[Exercise instructions]: Copy, from the entries below, each line where the word "data" can be found.

[Listed records]:
= = = = =

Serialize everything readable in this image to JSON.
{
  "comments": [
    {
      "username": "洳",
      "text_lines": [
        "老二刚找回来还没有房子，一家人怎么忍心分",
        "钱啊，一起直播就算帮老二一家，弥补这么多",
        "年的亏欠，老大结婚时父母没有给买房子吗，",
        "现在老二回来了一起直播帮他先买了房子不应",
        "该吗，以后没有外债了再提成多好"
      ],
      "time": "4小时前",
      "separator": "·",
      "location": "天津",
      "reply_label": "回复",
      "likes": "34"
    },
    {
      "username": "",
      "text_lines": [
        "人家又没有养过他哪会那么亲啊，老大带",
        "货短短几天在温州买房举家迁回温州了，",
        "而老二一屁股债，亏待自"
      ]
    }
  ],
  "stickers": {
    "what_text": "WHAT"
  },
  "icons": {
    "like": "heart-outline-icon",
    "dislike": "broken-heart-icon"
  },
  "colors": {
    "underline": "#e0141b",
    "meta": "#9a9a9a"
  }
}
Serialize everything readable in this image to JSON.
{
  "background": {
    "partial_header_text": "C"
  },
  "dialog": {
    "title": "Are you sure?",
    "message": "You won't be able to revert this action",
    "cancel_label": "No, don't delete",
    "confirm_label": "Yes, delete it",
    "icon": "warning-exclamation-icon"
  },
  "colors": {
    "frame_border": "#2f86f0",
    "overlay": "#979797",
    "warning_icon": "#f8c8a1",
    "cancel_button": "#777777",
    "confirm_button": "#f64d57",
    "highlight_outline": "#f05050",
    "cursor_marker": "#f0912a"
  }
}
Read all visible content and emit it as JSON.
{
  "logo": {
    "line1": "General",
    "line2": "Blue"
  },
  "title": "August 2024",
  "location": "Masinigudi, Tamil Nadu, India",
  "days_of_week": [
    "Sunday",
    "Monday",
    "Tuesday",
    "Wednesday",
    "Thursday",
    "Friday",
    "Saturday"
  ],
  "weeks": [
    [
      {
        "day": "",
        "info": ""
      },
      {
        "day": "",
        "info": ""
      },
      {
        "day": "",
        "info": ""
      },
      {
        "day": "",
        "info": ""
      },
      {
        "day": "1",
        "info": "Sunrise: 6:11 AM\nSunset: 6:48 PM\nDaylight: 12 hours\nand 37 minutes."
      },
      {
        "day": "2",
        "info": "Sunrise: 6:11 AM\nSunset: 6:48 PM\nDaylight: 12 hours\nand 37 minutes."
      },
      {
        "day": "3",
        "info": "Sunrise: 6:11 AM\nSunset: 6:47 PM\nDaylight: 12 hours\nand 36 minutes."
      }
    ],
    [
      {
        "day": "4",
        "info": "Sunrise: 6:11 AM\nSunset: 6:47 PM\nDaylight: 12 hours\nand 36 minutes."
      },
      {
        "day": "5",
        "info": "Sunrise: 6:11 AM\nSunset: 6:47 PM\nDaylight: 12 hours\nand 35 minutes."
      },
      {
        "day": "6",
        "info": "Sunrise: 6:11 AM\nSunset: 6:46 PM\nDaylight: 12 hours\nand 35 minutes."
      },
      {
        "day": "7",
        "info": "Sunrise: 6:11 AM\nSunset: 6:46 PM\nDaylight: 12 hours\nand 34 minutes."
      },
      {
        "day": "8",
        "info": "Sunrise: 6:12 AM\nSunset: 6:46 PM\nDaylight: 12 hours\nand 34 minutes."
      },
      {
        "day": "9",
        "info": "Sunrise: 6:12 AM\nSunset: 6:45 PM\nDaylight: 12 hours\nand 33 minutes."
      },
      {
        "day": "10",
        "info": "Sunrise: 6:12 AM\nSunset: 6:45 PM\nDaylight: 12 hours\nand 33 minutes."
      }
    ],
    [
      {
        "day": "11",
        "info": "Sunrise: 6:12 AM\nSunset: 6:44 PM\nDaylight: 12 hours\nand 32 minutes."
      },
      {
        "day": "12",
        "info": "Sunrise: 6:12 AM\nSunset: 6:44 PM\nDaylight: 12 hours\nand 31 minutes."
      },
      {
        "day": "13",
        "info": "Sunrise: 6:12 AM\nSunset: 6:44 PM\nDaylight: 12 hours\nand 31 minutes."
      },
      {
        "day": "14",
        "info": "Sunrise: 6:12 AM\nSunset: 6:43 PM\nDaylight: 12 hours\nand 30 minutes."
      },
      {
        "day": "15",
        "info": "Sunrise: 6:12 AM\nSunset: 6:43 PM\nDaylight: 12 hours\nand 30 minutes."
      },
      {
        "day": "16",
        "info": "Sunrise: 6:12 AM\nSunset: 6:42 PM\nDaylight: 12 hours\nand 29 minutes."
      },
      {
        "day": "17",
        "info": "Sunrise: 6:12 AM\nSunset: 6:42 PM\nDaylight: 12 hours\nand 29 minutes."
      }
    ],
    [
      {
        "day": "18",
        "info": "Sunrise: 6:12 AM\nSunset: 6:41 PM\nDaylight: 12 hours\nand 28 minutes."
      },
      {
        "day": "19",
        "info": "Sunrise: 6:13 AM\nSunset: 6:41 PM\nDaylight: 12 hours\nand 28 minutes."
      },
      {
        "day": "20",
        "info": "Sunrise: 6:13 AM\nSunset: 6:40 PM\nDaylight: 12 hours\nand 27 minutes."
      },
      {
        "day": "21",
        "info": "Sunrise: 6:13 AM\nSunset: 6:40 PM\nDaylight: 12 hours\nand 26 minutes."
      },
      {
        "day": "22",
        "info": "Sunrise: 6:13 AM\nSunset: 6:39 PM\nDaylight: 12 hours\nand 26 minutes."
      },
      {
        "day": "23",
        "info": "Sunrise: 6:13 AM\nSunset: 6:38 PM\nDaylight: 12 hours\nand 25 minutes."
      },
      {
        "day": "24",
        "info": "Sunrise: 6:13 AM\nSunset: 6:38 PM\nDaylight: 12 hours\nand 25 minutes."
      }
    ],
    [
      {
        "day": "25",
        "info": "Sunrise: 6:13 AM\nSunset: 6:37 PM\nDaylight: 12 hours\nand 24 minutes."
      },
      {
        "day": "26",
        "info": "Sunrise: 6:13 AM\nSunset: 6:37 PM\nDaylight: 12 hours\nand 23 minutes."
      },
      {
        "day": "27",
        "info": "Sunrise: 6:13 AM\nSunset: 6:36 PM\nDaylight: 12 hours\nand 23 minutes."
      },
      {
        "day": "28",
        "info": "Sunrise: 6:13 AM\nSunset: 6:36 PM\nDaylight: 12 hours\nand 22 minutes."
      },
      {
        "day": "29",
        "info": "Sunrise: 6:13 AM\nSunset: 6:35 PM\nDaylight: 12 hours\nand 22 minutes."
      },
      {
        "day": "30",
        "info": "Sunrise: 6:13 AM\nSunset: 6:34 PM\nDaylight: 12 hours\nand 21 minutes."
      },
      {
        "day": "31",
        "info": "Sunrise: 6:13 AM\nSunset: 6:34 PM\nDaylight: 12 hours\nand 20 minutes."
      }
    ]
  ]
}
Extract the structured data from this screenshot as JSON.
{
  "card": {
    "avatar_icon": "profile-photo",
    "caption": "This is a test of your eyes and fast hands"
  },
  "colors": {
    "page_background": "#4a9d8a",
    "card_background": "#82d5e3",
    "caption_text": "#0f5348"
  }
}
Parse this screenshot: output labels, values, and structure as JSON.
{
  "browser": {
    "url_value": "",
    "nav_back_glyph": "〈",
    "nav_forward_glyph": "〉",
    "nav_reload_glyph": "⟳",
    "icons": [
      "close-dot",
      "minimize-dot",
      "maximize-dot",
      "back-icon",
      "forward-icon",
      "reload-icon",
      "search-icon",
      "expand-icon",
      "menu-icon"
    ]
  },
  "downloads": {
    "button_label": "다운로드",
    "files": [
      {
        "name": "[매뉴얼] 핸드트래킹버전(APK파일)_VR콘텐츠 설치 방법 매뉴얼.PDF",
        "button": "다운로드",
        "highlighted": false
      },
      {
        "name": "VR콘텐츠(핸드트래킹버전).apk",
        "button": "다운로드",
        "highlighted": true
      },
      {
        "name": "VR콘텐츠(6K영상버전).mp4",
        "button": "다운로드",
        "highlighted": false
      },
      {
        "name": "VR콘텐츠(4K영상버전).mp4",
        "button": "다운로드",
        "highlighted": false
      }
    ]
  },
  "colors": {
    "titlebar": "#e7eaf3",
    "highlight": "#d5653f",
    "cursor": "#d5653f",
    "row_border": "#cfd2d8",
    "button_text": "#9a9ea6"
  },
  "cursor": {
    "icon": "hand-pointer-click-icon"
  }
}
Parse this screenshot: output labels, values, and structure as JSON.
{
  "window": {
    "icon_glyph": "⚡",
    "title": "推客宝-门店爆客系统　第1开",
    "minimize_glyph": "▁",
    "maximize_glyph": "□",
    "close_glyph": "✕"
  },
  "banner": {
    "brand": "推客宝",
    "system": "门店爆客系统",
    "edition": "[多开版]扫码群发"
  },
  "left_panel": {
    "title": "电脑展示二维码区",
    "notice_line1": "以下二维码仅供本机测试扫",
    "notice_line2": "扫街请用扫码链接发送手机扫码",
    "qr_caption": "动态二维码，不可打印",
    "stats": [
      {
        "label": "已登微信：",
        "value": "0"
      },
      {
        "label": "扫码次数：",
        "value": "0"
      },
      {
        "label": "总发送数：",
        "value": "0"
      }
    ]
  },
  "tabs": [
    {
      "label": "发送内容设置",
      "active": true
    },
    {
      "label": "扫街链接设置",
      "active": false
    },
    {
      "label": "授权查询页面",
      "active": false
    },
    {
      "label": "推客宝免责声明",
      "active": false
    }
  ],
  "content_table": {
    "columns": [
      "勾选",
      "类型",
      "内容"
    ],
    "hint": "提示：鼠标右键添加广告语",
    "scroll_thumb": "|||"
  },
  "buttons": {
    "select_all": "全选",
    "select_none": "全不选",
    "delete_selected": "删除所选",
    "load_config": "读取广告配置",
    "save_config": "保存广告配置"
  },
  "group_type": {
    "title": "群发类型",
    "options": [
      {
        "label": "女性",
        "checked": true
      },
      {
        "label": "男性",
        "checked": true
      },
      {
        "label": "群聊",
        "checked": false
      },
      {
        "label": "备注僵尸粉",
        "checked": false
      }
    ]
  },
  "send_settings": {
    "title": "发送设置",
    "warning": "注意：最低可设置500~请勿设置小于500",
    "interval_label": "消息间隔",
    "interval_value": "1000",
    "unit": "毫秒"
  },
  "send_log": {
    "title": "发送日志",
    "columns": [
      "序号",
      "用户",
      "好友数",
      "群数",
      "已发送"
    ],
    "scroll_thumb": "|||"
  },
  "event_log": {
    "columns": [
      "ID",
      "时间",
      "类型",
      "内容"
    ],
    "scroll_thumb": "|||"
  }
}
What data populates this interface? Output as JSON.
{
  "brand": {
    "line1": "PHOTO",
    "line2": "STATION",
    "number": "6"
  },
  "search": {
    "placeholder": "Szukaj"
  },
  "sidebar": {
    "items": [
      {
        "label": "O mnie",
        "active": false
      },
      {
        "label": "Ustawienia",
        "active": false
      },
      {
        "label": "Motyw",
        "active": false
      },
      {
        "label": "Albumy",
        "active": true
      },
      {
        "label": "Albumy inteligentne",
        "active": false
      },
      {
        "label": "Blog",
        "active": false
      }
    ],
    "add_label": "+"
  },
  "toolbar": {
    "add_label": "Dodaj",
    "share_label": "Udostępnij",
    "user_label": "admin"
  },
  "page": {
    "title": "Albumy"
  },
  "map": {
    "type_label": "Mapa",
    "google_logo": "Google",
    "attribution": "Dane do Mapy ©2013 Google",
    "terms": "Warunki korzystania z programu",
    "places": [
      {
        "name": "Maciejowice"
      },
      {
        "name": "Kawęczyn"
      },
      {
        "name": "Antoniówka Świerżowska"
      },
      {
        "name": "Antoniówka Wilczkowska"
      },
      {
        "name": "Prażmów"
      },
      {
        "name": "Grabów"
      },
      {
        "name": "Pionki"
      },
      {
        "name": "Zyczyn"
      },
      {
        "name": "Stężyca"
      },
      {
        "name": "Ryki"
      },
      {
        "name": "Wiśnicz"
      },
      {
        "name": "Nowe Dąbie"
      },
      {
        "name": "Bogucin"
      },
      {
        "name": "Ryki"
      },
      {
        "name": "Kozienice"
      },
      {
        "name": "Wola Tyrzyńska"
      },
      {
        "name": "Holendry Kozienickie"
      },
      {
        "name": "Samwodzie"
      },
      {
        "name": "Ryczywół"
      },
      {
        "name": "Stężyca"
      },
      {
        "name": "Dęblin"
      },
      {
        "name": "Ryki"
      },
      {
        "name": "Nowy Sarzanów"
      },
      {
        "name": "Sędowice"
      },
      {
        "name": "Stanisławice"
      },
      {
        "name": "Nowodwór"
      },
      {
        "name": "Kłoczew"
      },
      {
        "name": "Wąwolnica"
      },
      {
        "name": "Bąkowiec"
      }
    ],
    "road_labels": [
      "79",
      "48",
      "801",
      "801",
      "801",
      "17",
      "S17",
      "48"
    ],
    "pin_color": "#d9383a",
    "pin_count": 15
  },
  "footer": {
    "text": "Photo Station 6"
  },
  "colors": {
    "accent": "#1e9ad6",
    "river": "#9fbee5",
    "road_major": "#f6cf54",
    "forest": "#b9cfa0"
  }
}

= = = = =

[Exercise solution]:
Extract the structured data from this screenshot as JSON.
What data populates this interface? Output as JSON.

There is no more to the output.